#### Written request:
Give every line from the entries that contains "JSON".

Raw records

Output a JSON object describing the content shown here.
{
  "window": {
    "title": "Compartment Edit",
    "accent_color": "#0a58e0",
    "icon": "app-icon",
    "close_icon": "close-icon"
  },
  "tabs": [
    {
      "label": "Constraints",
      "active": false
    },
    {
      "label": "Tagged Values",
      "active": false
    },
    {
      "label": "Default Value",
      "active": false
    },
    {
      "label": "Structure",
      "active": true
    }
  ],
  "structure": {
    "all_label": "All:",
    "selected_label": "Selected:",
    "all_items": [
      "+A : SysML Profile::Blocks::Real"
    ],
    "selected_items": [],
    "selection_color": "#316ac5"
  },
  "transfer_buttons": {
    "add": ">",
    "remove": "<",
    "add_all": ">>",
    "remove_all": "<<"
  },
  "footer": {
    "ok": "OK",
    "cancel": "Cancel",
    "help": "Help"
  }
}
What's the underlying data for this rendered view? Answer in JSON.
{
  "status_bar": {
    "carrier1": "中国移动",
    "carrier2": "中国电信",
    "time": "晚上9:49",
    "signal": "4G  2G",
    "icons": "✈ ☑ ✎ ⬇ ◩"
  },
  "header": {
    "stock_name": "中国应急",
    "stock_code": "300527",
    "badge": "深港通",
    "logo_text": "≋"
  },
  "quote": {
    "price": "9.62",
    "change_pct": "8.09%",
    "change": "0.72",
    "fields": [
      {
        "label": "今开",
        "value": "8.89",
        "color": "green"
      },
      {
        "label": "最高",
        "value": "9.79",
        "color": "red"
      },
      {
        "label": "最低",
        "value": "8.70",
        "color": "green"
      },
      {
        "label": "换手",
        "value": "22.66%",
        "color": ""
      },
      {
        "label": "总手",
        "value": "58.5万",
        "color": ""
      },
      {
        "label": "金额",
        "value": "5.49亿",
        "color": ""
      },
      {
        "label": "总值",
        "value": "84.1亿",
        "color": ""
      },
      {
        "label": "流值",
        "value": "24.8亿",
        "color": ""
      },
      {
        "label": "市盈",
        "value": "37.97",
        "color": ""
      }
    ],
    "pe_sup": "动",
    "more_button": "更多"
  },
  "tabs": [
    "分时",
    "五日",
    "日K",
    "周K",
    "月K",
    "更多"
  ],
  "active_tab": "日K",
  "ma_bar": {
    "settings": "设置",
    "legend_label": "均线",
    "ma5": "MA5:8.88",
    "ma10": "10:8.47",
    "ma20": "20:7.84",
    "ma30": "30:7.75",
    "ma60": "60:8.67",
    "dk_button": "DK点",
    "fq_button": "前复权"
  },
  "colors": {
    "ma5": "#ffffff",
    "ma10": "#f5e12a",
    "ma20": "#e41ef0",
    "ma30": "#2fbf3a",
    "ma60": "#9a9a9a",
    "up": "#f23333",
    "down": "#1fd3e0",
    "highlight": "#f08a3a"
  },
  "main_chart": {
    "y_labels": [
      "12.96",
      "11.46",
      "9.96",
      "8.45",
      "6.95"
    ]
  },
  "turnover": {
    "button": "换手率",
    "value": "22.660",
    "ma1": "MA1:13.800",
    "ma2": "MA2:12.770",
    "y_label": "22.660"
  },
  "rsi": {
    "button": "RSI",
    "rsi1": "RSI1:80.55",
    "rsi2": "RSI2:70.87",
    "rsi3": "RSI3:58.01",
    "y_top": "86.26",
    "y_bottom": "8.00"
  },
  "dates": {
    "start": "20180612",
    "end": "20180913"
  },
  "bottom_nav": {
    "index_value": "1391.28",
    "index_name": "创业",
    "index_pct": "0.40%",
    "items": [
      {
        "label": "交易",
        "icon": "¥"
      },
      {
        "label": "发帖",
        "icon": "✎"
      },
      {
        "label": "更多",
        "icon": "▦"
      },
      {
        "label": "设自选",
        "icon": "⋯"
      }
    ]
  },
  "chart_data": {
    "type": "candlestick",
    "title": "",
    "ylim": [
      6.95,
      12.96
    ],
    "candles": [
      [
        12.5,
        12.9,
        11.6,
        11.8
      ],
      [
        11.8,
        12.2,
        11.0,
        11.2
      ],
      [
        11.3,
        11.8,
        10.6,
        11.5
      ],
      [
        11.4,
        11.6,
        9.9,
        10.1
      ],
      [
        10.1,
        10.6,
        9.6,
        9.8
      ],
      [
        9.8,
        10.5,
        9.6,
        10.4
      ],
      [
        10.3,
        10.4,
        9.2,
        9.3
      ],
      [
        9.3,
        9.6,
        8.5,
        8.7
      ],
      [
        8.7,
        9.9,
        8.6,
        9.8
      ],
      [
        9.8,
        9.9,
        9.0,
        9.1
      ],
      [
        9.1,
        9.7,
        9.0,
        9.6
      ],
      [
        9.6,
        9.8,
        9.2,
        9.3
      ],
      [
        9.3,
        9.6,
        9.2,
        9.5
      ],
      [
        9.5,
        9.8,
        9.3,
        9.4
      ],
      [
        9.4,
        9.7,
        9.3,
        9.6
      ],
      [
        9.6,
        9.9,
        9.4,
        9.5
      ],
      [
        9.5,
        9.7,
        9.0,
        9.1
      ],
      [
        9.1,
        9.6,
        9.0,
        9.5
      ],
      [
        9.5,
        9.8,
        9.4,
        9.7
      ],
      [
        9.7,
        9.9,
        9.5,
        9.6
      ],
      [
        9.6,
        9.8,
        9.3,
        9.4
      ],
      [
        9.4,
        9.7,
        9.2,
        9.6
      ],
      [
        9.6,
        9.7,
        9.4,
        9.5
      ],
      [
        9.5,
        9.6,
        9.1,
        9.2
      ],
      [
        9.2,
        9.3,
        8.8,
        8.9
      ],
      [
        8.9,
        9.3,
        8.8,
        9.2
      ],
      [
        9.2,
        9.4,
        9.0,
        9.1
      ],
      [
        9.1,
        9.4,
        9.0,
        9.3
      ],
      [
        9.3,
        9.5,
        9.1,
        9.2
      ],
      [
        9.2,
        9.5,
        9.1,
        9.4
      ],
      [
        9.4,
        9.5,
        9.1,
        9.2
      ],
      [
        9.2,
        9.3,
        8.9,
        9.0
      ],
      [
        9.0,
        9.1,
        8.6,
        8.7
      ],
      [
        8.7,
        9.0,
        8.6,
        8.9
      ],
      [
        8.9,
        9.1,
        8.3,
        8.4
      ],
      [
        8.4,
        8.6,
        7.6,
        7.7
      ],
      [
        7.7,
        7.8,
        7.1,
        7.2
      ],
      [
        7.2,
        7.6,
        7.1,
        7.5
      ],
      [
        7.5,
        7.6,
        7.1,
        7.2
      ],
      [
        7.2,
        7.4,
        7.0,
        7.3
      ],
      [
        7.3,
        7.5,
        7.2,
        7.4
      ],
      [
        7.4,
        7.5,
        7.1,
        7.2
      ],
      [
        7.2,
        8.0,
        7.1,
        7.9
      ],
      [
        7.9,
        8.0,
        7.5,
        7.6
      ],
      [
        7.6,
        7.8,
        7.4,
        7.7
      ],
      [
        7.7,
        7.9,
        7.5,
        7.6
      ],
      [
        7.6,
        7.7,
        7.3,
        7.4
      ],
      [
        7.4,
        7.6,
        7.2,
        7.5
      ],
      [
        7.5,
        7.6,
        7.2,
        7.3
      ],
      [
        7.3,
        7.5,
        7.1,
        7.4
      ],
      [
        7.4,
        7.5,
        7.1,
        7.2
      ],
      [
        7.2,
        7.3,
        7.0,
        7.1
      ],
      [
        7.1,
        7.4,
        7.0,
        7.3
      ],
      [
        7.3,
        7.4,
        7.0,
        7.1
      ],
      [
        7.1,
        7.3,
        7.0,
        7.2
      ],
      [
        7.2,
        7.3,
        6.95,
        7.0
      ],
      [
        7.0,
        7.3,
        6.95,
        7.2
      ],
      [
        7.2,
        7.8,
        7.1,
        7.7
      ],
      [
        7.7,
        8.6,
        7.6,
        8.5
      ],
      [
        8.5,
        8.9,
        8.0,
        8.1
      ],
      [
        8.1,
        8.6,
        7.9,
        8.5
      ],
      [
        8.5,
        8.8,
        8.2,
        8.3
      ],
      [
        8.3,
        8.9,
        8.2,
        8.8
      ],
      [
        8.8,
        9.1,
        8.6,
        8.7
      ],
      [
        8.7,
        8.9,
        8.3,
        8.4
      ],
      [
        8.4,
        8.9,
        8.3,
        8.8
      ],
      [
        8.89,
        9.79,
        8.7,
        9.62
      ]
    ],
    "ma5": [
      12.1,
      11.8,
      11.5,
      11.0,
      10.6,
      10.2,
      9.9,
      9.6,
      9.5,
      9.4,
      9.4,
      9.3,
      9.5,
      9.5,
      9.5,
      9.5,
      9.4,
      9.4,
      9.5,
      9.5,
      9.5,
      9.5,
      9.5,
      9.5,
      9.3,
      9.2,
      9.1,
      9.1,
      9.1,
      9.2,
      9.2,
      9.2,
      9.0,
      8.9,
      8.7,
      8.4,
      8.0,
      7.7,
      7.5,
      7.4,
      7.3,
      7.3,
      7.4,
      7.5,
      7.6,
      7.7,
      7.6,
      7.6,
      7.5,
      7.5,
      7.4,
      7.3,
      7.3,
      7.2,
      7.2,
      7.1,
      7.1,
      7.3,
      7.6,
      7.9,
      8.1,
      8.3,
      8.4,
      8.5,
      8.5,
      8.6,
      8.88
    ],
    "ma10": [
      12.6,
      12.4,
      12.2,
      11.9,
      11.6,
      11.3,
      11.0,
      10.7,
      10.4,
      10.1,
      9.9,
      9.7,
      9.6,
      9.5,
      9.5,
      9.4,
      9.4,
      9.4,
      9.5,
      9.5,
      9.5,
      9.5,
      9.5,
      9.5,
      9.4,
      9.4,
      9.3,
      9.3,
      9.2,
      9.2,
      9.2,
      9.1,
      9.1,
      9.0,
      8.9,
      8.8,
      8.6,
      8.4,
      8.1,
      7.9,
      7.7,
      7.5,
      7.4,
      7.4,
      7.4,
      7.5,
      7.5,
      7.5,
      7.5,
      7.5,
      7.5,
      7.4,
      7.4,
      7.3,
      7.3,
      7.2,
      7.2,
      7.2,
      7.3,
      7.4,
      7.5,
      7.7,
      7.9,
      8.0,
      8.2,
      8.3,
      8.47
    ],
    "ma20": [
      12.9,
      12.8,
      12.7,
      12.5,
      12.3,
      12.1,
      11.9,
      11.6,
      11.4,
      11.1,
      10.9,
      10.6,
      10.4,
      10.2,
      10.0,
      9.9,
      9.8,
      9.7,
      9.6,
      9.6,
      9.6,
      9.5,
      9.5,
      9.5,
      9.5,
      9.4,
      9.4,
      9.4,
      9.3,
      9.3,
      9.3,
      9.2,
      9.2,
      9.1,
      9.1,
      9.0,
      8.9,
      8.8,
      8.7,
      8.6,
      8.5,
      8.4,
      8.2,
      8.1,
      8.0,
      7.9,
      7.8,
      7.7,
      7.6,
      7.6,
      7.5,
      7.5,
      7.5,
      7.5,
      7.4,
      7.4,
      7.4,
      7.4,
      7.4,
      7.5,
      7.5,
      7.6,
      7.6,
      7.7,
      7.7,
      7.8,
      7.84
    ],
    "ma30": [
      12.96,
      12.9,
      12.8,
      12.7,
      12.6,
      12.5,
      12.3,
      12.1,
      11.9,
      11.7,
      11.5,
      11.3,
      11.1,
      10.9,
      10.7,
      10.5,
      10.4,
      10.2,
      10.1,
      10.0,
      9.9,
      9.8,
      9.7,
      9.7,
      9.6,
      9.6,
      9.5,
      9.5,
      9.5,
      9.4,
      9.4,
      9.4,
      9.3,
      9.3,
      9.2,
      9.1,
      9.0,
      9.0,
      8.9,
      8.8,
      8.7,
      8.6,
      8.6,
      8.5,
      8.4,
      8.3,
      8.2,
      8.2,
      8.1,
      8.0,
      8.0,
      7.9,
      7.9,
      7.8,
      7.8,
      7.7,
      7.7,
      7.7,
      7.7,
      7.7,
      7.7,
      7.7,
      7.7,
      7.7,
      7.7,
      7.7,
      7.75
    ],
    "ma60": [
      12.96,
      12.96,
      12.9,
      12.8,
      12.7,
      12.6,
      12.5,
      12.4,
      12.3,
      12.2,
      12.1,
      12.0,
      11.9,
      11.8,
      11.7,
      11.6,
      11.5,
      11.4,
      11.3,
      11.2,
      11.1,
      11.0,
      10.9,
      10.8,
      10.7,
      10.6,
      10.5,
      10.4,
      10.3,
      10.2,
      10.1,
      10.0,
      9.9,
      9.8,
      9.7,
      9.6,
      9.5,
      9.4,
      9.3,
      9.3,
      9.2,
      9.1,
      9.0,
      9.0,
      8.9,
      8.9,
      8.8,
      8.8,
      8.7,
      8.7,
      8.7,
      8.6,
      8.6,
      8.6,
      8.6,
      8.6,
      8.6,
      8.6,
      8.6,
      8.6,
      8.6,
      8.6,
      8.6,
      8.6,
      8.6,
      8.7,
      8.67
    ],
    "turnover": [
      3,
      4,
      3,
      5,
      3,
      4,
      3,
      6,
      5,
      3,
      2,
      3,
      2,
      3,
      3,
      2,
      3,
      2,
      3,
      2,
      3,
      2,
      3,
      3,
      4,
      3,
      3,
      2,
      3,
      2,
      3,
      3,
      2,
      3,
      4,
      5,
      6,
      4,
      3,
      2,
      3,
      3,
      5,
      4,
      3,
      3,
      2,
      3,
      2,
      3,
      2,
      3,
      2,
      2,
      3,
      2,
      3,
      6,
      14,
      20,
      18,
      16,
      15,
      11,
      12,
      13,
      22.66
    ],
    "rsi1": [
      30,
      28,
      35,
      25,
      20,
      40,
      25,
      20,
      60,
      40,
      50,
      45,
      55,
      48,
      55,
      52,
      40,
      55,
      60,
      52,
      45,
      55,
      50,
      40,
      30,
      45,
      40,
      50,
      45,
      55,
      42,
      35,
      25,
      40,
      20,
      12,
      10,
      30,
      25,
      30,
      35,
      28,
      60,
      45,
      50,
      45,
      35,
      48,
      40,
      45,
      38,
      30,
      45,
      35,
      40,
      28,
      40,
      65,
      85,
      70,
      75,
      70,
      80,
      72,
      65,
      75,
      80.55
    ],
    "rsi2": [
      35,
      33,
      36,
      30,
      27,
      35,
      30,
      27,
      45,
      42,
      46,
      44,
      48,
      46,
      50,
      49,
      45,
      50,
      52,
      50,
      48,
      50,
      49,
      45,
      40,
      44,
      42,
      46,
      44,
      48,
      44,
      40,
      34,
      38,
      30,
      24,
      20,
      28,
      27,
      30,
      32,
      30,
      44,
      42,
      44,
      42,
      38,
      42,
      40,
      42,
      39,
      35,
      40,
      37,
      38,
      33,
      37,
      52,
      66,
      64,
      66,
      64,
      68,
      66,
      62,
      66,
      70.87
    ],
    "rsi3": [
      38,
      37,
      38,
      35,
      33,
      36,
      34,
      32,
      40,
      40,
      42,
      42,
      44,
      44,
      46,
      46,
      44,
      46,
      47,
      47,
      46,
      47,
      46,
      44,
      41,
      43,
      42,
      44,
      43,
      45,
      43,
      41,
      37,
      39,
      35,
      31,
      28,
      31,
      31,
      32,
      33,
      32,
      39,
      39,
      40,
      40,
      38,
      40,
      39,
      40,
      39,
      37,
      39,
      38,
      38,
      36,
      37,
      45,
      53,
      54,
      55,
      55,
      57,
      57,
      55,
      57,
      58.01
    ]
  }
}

#### Exercise response:
Output a JSON object describing the content shown here.
What's the underlying data for this rendered view? Answer in JSON.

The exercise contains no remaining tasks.